» **Task requirements**: Which lines contain the word "испытательной"? Return each of them as written.
+--
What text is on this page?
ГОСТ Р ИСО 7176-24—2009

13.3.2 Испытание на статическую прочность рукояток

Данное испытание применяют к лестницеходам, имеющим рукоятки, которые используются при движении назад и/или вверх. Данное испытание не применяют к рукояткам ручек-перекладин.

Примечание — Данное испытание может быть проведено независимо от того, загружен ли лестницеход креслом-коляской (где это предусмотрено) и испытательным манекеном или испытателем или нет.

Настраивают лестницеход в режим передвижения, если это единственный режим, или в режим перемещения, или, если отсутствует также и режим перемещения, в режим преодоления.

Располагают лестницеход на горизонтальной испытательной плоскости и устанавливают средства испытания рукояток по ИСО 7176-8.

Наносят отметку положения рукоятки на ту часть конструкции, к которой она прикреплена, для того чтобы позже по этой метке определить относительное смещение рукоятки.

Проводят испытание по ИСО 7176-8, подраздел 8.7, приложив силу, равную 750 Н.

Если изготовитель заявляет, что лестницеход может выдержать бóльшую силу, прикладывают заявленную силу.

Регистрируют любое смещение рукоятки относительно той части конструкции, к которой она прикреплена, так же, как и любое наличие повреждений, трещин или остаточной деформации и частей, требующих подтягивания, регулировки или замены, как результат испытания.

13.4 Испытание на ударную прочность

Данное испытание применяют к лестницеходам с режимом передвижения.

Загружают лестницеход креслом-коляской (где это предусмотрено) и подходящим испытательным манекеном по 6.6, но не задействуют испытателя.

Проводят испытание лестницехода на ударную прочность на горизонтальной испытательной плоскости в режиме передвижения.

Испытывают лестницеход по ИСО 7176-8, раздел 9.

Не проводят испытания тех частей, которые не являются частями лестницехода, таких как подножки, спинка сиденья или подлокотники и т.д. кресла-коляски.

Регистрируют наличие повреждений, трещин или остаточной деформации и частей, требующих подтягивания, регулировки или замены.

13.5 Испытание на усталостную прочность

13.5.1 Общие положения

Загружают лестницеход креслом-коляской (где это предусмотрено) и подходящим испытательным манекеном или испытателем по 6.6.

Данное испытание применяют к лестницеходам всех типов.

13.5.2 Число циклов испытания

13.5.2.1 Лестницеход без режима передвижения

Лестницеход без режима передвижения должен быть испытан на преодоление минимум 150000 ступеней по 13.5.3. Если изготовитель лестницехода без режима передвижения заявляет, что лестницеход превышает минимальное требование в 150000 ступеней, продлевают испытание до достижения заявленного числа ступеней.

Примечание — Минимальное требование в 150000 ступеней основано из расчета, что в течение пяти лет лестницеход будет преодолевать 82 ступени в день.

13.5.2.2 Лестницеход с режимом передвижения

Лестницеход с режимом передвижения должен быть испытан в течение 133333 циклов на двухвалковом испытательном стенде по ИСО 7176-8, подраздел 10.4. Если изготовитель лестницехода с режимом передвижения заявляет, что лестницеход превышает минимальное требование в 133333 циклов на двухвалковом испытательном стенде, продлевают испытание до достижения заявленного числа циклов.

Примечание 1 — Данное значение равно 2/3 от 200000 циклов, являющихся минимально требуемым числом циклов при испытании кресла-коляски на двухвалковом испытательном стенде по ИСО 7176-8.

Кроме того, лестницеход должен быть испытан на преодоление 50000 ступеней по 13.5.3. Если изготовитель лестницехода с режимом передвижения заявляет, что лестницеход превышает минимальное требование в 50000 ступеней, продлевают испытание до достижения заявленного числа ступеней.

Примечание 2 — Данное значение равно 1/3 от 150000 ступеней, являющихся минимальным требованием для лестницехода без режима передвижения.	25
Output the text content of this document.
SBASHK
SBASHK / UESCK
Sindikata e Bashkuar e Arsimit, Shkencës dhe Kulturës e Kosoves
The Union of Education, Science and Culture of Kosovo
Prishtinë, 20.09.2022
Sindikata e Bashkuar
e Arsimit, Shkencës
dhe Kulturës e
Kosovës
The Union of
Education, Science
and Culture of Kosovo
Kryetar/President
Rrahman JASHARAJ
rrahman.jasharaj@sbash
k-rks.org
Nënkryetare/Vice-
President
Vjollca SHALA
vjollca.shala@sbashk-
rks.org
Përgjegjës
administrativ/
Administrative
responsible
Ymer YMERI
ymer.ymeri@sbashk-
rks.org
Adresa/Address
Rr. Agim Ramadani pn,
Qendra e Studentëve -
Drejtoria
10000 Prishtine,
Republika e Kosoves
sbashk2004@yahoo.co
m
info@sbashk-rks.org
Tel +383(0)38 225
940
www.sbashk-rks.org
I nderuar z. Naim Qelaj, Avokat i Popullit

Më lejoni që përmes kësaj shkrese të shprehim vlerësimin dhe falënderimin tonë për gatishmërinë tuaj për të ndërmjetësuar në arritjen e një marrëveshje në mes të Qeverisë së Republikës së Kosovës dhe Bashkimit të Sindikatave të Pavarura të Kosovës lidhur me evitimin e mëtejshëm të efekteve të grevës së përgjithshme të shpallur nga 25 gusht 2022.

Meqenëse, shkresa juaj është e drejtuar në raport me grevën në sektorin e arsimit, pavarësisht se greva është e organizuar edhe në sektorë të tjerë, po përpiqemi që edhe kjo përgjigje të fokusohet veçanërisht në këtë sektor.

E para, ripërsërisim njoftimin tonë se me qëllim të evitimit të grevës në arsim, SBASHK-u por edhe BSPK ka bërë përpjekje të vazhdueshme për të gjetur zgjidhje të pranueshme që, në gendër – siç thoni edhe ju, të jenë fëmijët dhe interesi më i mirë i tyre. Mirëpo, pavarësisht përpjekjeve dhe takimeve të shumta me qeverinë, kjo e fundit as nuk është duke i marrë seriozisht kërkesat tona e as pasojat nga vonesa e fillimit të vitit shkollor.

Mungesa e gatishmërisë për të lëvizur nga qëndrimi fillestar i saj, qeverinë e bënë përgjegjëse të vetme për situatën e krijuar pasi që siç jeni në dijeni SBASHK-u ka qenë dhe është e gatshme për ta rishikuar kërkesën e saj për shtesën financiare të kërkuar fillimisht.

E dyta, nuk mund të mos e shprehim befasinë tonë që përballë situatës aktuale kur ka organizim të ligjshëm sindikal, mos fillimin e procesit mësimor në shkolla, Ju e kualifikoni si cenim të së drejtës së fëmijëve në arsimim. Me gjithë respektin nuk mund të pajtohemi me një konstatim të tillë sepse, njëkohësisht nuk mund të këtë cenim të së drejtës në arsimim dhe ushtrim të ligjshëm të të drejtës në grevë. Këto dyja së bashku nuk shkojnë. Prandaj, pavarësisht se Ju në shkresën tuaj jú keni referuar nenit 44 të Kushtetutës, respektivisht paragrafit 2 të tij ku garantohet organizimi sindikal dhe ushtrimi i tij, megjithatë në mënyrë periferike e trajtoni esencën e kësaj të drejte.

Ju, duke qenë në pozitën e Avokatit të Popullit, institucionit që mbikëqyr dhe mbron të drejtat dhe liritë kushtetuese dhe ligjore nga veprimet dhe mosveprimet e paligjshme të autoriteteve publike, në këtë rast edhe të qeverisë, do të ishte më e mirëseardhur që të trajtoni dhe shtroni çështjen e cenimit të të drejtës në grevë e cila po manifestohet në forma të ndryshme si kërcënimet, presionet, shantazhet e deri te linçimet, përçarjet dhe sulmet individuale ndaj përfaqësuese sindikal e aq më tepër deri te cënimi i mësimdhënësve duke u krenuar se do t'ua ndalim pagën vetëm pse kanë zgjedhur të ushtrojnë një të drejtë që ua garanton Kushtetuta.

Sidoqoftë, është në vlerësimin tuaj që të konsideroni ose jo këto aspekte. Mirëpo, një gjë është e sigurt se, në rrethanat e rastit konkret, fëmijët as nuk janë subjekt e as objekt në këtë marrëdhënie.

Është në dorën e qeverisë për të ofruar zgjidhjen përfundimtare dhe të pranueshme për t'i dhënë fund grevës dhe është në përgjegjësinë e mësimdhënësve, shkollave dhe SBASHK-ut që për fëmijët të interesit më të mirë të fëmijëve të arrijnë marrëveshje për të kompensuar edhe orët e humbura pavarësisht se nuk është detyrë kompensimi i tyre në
+--
» **Solution for this task**:
Располагают лестницеход на горизонтальной испытательной плоскости и устанавливают средства испытания рукояток по ИСО 7176-8.
Проводят испытание лестницехода на ударную прочность на горизонтальной испытательной плоскости в режиме передвижения.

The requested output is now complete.